§ **Exercise instructions**
Output every entry exactly as given.

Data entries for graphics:
_ _ _
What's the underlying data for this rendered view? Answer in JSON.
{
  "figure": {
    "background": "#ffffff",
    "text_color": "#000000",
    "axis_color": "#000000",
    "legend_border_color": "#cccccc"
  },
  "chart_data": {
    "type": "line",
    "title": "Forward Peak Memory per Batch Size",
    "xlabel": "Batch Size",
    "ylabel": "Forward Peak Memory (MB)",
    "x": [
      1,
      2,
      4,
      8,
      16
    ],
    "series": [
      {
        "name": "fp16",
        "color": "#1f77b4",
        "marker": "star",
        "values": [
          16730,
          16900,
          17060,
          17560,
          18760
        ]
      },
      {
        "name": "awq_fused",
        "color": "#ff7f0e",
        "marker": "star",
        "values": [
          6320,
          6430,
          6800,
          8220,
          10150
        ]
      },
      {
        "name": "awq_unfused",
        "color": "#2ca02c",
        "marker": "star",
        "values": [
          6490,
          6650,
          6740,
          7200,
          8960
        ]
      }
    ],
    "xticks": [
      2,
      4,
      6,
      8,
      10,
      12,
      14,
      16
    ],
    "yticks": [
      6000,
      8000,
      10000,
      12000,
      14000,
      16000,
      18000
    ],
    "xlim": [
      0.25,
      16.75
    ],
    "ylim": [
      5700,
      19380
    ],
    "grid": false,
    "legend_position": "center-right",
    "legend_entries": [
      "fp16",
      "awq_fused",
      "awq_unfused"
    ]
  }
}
_ _ _
§ **Full output**
What's the underlying data for this rendered view? Answer in JSON.
{
  "figure": {
    "background": "#ffffff",
    "text_color": "#000000",
    "axis_color": "#000000",
    "legend_border_color": "#cccccc"
  },
  "chart_data": {
    "type": "line",
    "title": "Forward Peak Memory per Batch Size",
    "xlabel": "Batch Size",
    "ylabel": "Forward Peak Memory (MB)",
    "x": [
      1,
      2,
      4,
      8,
      16
    ],
    "series": [
      {
        "name": "fp16",
        "color": "#1f77b4",
        "marker": "star",
        "values": [
          16730,
          16900,
          17060,
          17560,
          18760
        ]
      },
      {
        "name": "awq_fused",
        "color": "#ff7f0e",
        "marker": "star",
        "values": [
          6320,
          6430,
          6800,
          8220,
          10150
        ]
      },
      {
        "name": "awq_unfused",
        "color": "#2ca02c",
        "marker": "star",
        "values": [
          6490,
          6650,
          6740,
          7200,
          8960
        ]
      }
    ],
    "xticks": [
      2,
      4,
      6,
      8,
      10,
      12,
      14,
      16
    ],
    "yticks": [
      6000,
      8000,
      10000,
      12000,
      14000,
      16000,
      18000
    ],
    "xlim": [
      0.25,
      16.75
    ],
    "ylim": [
      5700,
      19380
    ],
    "grid": false,
    "legend_position": "center-right",
    "legend_entries": [
      "fp16",
      "awq_fused",
      "awq_unfused"
    ]
  }
}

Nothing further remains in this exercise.